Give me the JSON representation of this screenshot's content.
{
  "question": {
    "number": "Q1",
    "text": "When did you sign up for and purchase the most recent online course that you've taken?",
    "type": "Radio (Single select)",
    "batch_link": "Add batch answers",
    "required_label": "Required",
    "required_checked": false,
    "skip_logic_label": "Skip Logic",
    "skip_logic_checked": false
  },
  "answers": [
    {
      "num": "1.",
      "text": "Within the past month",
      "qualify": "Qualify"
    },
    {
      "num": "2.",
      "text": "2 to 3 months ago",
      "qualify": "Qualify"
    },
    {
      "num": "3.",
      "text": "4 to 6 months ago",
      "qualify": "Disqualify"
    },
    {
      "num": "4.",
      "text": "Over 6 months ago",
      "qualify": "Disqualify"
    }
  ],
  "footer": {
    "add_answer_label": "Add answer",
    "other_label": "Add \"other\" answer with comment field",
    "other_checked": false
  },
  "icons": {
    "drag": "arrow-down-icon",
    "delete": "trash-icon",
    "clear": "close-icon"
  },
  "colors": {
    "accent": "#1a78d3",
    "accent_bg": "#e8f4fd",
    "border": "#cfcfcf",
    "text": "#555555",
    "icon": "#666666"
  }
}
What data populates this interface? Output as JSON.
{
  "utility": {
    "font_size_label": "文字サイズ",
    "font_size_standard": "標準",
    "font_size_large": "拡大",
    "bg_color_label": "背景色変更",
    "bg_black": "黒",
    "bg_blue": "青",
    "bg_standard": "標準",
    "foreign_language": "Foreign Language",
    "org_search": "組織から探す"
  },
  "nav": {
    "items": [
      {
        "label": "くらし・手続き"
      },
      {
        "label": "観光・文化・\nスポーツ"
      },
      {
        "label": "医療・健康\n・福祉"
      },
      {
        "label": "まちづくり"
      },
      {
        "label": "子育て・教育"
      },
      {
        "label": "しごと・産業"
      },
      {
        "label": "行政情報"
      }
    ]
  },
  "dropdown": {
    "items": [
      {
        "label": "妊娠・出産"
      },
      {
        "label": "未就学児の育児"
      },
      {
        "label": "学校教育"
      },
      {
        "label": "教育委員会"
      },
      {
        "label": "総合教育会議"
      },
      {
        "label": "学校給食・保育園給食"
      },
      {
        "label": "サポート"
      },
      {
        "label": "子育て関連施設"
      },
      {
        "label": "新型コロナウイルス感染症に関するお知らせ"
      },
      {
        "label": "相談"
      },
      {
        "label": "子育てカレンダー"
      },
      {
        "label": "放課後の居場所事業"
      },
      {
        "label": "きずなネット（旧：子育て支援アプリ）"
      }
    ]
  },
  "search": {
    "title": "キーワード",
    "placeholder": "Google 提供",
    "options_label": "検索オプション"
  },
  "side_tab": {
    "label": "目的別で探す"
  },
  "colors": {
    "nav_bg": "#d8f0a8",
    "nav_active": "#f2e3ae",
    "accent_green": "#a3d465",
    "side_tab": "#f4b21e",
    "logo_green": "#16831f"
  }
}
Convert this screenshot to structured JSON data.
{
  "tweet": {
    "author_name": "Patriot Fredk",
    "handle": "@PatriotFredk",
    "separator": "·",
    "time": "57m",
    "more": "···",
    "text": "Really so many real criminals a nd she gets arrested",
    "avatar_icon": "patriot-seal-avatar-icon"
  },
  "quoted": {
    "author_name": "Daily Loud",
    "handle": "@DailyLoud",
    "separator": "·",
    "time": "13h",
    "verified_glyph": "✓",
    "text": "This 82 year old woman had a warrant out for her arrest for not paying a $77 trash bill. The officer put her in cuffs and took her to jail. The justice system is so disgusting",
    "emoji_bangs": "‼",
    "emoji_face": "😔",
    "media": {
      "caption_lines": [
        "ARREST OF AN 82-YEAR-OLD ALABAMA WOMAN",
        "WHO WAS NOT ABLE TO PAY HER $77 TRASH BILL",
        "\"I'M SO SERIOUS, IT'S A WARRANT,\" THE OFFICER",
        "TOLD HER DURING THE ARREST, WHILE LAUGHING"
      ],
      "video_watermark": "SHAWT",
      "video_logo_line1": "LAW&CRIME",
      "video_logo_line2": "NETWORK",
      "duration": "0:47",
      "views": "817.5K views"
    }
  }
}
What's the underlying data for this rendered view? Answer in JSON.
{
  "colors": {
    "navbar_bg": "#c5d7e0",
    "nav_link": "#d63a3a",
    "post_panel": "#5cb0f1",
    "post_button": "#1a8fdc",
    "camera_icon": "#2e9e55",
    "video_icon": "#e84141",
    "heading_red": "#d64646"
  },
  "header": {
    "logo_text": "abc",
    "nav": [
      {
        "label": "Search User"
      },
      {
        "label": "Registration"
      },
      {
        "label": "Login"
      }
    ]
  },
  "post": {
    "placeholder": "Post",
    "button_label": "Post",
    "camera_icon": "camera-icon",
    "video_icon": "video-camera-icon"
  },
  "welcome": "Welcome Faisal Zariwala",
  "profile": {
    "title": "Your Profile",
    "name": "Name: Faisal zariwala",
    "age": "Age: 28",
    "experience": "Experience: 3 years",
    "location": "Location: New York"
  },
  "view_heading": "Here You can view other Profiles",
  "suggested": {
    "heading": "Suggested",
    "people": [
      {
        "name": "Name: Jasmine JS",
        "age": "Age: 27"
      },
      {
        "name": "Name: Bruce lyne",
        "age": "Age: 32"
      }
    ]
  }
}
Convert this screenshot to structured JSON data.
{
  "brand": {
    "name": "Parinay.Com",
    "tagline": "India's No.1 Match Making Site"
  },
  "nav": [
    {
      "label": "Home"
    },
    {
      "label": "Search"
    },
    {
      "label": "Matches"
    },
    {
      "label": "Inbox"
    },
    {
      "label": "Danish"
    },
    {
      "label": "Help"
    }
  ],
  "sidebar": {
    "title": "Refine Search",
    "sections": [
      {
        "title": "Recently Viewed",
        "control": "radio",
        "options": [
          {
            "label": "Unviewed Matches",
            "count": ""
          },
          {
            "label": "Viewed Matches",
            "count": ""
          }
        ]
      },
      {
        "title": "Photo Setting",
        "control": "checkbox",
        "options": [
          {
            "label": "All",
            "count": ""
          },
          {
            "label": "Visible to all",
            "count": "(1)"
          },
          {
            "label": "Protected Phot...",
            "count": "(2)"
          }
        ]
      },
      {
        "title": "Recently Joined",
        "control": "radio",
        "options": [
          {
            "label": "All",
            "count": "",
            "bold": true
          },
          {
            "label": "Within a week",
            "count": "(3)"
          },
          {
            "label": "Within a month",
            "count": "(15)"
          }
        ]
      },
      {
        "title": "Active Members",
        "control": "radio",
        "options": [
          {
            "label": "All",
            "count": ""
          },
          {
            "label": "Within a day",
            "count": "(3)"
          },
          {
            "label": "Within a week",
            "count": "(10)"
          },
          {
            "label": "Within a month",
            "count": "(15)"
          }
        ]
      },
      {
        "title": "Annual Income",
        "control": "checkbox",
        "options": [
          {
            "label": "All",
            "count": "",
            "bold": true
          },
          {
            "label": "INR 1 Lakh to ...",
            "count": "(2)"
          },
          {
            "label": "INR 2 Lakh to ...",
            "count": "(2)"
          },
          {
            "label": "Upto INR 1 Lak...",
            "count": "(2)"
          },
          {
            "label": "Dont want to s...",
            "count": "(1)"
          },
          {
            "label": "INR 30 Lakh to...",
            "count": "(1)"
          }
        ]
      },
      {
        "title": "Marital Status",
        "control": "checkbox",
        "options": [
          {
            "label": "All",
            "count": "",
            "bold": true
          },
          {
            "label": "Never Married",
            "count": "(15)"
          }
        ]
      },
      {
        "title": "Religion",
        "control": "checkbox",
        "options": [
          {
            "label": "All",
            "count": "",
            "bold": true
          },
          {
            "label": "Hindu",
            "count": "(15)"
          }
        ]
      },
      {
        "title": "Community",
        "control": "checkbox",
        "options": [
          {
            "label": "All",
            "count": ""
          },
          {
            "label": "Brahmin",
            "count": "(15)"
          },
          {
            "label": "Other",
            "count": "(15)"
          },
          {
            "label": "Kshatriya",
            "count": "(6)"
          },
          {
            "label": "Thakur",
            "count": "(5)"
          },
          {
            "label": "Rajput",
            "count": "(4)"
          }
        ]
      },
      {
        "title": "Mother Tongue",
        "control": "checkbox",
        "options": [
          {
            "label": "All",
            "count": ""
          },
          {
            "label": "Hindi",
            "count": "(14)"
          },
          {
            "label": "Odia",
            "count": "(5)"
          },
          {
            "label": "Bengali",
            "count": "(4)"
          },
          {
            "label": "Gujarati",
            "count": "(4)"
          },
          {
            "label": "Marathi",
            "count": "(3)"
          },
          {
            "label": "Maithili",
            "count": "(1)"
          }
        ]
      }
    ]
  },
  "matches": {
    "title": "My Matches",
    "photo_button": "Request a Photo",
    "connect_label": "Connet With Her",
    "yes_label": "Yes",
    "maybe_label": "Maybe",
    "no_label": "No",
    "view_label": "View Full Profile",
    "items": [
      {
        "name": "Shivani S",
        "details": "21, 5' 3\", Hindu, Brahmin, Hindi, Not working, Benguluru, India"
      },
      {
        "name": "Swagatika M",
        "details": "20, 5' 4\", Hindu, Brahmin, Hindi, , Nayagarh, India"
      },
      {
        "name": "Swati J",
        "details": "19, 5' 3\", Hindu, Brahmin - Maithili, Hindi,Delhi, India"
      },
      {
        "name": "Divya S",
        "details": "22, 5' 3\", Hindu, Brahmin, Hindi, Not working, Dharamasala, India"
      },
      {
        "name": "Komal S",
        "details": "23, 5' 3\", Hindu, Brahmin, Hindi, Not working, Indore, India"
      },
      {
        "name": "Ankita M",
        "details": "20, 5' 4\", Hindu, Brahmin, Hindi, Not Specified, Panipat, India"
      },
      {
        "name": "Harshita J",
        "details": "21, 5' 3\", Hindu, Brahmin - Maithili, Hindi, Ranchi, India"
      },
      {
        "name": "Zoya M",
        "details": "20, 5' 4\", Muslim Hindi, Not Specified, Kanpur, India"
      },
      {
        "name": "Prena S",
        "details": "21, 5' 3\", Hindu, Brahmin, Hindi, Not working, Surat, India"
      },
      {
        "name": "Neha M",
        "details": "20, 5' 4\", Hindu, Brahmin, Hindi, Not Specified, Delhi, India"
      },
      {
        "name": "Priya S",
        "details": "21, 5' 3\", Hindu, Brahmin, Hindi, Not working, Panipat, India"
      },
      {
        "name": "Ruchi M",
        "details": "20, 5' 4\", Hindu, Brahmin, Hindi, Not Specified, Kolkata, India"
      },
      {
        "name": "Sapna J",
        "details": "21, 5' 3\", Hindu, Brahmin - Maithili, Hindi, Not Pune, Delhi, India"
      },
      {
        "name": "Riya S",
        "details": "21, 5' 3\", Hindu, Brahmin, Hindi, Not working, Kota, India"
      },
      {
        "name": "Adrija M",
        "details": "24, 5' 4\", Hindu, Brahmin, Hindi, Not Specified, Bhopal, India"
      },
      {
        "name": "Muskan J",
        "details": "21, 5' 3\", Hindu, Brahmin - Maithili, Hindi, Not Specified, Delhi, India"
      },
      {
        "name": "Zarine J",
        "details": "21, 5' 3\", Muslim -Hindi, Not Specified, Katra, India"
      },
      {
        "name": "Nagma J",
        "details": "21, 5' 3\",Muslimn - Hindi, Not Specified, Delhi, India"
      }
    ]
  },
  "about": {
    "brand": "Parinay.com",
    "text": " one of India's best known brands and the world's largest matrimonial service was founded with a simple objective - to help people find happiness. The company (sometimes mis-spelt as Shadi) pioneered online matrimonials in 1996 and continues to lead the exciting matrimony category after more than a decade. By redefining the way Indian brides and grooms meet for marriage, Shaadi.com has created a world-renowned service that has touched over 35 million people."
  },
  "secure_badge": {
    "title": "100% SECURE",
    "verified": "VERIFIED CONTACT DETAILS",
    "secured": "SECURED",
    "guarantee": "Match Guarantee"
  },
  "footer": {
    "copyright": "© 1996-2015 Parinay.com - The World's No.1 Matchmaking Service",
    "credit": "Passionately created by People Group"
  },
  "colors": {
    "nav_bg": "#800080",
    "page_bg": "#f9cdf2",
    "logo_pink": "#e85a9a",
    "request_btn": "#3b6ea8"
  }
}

## Task instructions
Pick out the lines containing the word "created" and show them.

## Exercise answer
    "text": " one of India's best known brands and the world's largest matrimonial service was founded with a simple objective - to help people find happiness. The company (sometimes mis-spelt as Shadi) pioneered online matrimonials in 1996 and continues to lead the exciting matrimony category after more than a decade. By redefining the way Indian brides and grooms meet for marriage, Shaadi.com has created a world-renowned service that has touched over 35 million people."
    "credit": "Passionately created by People Group"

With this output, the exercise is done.